__Short exercise__.
Set each record down exactly, excluding all images.
»»
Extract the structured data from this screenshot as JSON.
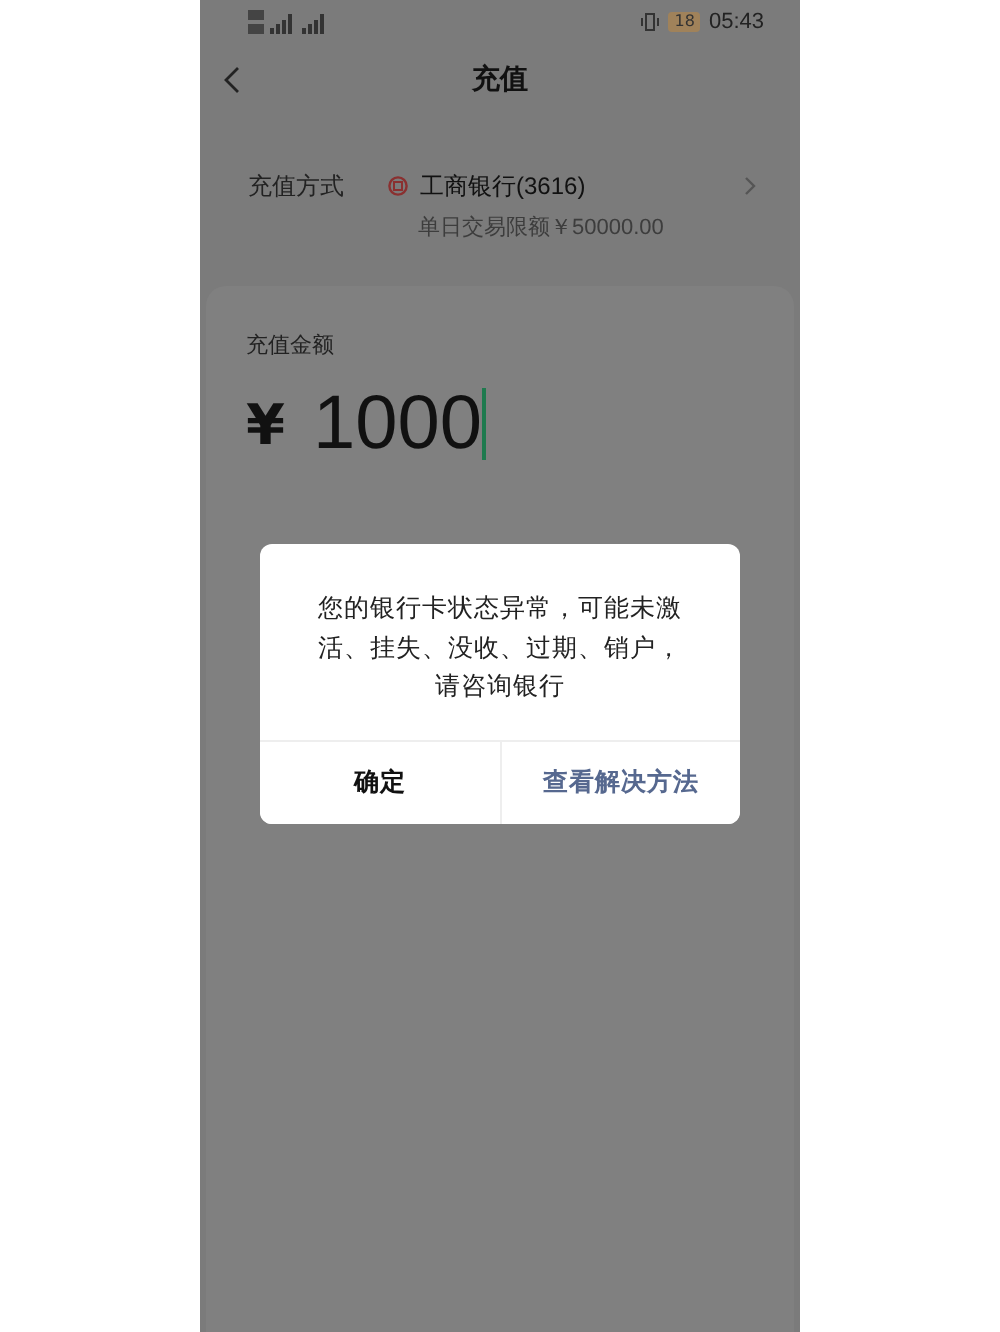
{
  "status_bar": {
    "battery": "18",
    "time": "05:43"
  },
  "header": {
    "title": "充值"
  },
  "payment": {
    "label": "充值方式",
    "bank": "工商银行(3616)",
    "limit": "单日交易限额￥50000.00"
  },
  "amount": {
    "label": "充值金额",
    "currency": "¥",
    "value": "1000"
  },
  "dialog": {
    "message": "您的银行卡状态异常，可能未激活、挂失、没收、过期、销户，请咨询银行",
    "buttons": [
      {
        "label": "确定",
        "kind": "plain"
      },
      {
        "label": "查看解决方法",
        "kind": "link"
      }
    ]
  }
}
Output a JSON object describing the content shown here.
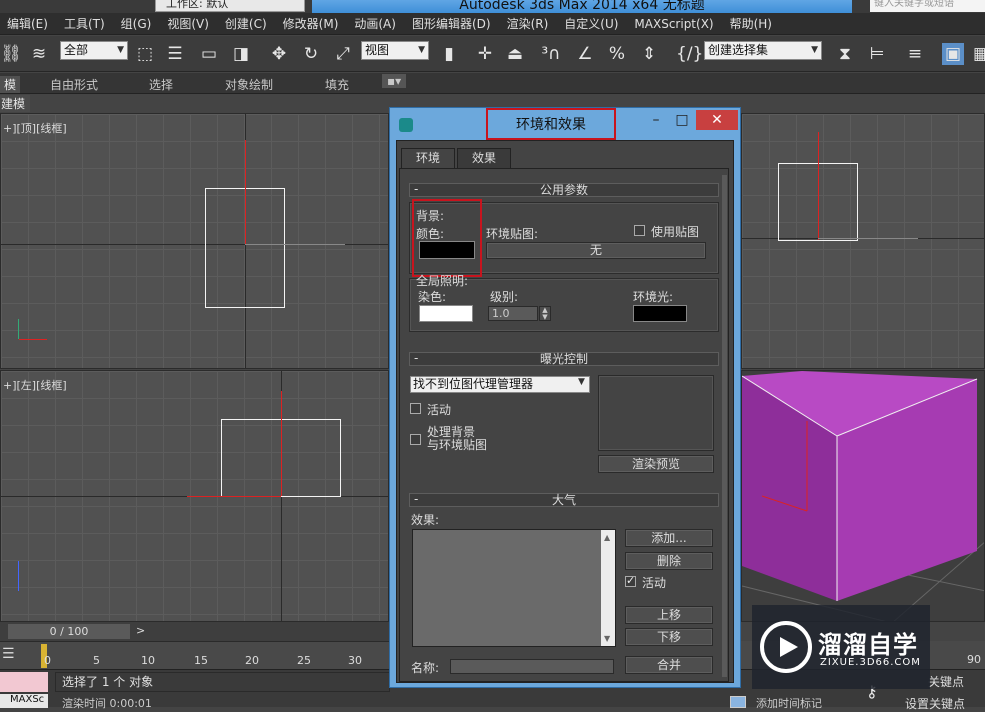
{
  "titlebar": {
    "workspace": "工作区: 默认",
    "app_title": "Autodesk 3ds Max  2014 x64       无标题",
    "search_placeholder": "键入关键字或短语"
  },
  "menu": [
    "编辑(E)",
    "工具(T)",
    "组(G)",
    "视图(V)",
    "创建(C)",
    "修改器(M)",
    "动画(A)",
    "图形编辑器(D)",
    "渲染(R)",
    "自定义(U)",
    "MAXScript(X)",
    "帮助(H)"
  ],
  "toolbar": {
    "filter_select": "全部",
    "refcoord_select": "视图",
    "selset_select": "创建选择集"
  },
  "ribbon": {
    "tabs": [
      "模",
      "自由形式",
      "选择",
      "对象绘制",
      "填充"
    ],
    "panel_label": "建模"
  },
  "viewports": {
    "top_label": "+][顶][线框]",
    "left_label": "+][左][线框]"
  },
  "timeline": {
    "frame": "0 / 100",
    "ticks": [
      "0",
      "5",
      "10",
      "15",
      "20",
      "25",
      "30"
    ],
    "end_tick": "90"
  },
  "status": {
    "maxscript_label": "MAXSc",
    "message": "选择了 1 个 对象",
    "render_time": "渲染时间  0:00:01",
    "add_tag": "添加时间标记",
    "auto_key": "关键点",
    "set_key": "设置关键点"
  },
  "dialog": {
    "title": "环境和效果",
    "tabs": [
      "环境",
      "效果"
    ],
    "common_params": {
      "header": "公用参数",
      "background_label": "背景:",
      "color_label": "颜色:",
      "env_map_label": "环境贴图:",
      "use_map_label": "使用贴图",
      "map_button": "无",
      "bg_color": "#000000",
      "global_lighting_label": "全局照明:",
      "tint_label": "染色:",
      "level_label": "级别:",
      "level_value": "1.0",
      "ambient_label": "环境光:",
      "tint_color": "#ffffff",
      "ambient_color": "#000000"
    },
    "exposure": {
      "header": "曝光控制",
      "select_value": "找不到位图代理管理器",
      "active_label": "活动",
      "process_line1": "处理背景",
      "process_line2": "与环境贴图",
      "render_preview": "渲染预览"
    },
    "atmosphere": {
      "header": "大气",
      "effects_label": "效果:",
      "add_button": "添加...",
      "delete_button": "删除",
      "active_label": "活动",
      "move_up": "上移",
      "move_down": "下移",
      "name_label": "名称:",
      "merge_button": "合并"
    }
  },
  "watermark": {
    "brand": "溜溜自学",
    "url": "ZIXUE.3D66.COM"
  },
  "colors": {
    "cube": "#a63bb2",
    "highlight": "#c8141e",
    "title_blue": "#6ca8dc"
  }
}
««
__Result of the exercise__.
Extract the structured data from this screenshot as JSON.
{
  "status_bar": {
    "battery": "18",
    "time": "05:43"
  },
  "header": {
    "title": "充值"
  },
  "payment": {
    "label": "充值方式",
    "bank": "工商银行(3616)",
    "limit": "单日交易限额￥50000.00"
  },
  "amount": {
    "label": "充值金额",
    "currency": "¥",
    "value": "1000"
  },
  "dialog": {
    "message": "您的银行卡状态异常，可能未激活、挂失、没收、过期、销户，请咨询银行",
    "buttons": [
      {
        "label": "确定",
        "kind": "plain"
      },
      {
        "label": "查看解决方法",
        "kind": "link"
      }
    ]
  }
}
Output a JSON object describing the content shown here.
{
  "titlebar": {
    "workspace": "工作区: 默认",
    "app_title": "Autodesk 3ds Max  2014 x64       无标题",
    "search_placeholder": "键入关键字或短语"
  },
  "menu": [
    "编辑(E)",
    "工具(T)",
    "组(G)",
    "视图(V)",
    "创建(C)",
    "修改器(M)",
    "动画(A)",
    "图形编辑器(D)",
    "渲染(R)",
    "自定义(U)",
    "MAXScript(X)",
    "帮助(H)"
  ],
  "toolbar": {
    "filter_select": "全部",
    "refcoord_select": "视图",
    "selset_select": "创建选择集"
  },
  "ribbon": {
    "tabs": [
      "模",
      "自由形式",
      "选择",
      "对象绘制",
      "填充"
    ],
    "panel_label": "建模"
  },
  "viewports": {
    "top_label": "+][顶][线框]",
    "left_label": "+][左][线框]"
  },
  "timeline": {
    "frame": "0 / 100",
    "ticks": [
      "0",
      "5",
      "10",
      "15",
      "20",
      "25",
      "30"
    ],
    "end_tick": "90"
  },
  "status": {
    "maxscript_label": "MAXSc",
    "message": "选择了 1 个 对象",
    "render_time": "渲染时间  0:00:01",
    "add_tag": "添加时间标记",
    "auto_key": "关键点",
    "set_key": "设置关键点"
  },
  "dialog": {
    "title": "环境和效果",
    "tabs": [
      "环境",
      "效果"
    ],
    "common_params": {
      "header": "公用参数",
      "background_label": "背景:",
      "color_label": "颜色:",
      "env_map_label": "环境贴图:",
      "use_map_label": "使用贴图",
      "map_button": "无",
      "bg_color": "#000000",
      "global_lighting_label": "全局照明:",
      "tint_label": "染色:",
      "level_label": "级别:",
      "level_value": "1.0",
      "ambient_label": "环境光:",
      "tint_color": "#ffffff",
      "ambient_color": "#000000"
    },
    "exposure": {
      "header": "曝光控制",
      "select_value": "找不到位图代理管理器",
      "active_label": "活动",
      "process_line1": "处理背景",
      "process_line2": "与环境贴图",
      "render_preview": "渲染预览"
    },
    "atmosphere": {
      "header": "大气",
      "effects_label": "效果:",
      "add_button": "添加...",
      "delete_button": "删除",
      "active_label": "活动",
      "move_up": "上移",
      "move_down": "下移",
      "name_label": "名称:",
      "merge_button": "合并"
    }
  },
  "watermark": {
    "brand": "溜溜自学",
    "url": "ZIXUE.3D66.COM"
  },
  "colors": {
    "cube": "#a63bb2",
    "highlight": "#c8141e",
    "title_blue": "#6ca8dc"
  }
}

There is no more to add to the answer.